----- EXERCISE INPUT

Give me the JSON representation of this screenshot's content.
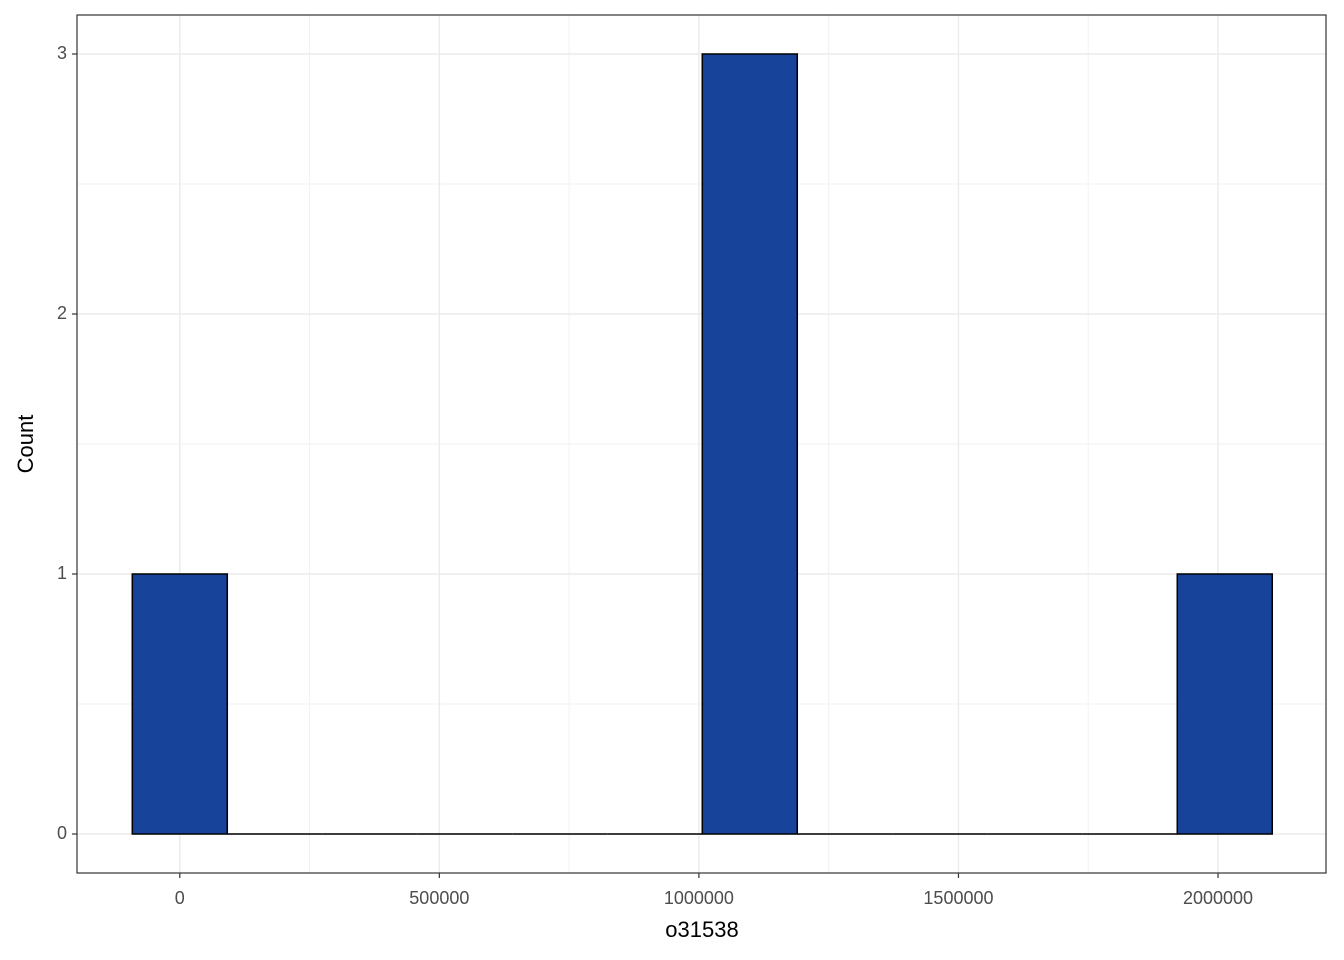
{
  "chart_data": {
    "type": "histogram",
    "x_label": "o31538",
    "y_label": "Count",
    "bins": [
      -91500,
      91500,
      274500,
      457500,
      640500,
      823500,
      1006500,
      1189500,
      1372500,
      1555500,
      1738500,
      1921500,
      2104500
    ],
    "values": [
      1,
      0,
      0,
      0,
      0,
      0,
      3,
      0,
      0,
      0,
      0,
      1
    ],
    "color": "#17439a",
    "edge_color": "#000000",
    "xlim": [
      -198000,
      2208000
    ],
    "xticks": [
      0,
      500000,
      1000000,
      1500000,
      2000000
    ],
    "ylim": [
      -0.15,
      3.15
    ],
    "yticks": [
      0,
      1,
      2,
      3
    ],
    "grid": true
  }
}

----------

_WHAT IS REQUIRED_
The pictures should not be reproduced; quote all of the other material exactly.

_REPLY TO THE EXERCISE_
Give me the JSON representation of this screenshot's content.
{
  "chart_data": {
    "type": "histogram",
    "x_label": "o31538",
    "y_label": "Count",
    "bins": [
      -91500,
      91500,
      274500,
      457500,
      640500,
      823500,
      1006500,
      1189500,
      1372500,
      1555500,
      1738500,
      1921500,
      2104500
    ],
    "values": [
      1,
      0,
      0,
      0,
      0,
      0,
      3,
      0,
      0,
      0,
      0,
      1
    ],
    "color": "#17439a",
    "edge_color": "#000000",
    "xlim": [
      -198000,
      2208000
    ],
    "xticks": [
      0,
      500000,
      1000000,
      1500000,
      2000000
    ],
    "ylim": [
      -0.15,
      3.15
    ],
    "yticks": [
      0,
      1,
      2,
      3
    ],
    "grid": true
  }
}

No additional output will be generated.